- **Source data**:

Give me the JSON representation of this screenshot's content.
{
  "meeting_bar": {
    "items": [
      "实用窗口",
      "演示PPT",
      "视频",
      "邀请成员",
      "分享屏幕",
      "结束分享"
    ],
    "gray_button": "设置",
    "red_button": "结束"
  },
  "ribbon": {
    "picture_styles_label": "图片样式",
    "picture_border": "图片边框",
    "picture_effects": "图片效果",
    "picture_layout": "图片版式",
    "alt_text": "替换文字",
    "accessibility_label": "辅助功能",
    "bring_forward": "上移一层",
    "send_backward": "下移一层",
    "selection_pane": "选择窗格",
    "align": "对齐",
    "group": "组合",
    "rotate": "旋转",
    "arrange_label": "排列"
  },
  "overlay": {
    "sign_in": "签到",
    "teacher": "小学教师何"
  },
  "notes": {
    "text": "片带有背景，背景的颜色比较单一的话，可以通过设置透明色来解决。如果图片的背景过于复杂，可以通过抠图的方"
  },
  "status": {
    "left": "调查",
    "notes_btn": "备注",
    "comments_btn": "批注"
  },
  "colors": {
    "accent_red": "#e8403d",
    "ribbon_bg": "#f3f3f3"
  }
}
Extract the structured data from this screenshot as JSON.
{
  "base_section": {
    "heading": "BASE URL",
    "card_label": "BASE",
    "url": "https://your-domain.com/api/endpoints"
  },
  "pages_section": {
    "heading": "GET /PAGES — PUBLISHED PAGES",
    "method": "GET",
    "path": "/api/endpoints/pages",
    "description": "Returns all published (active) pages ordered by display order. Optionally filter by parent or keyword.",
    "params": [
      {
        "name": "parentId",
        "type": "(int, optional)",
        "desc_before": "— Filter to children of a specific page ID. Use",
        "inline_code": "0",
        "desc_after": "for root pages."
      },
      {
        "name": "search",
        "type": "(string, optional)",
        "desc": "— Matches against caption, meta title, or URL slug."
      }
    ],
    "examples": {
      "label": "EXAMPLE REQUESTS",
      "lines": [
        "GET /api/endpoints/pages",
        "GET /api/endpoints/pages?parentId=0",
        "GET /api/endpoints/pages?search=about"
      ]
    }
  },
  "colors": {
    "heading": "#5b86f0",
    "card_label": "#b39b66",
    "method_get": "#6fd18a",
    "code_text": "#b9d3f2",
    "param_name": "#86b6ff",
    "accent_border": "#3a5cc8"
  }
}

- **Required work**:
Go through the listing above line by line and say how many lines hold the word "type". Reply with that number only.

- **Task solution**:
2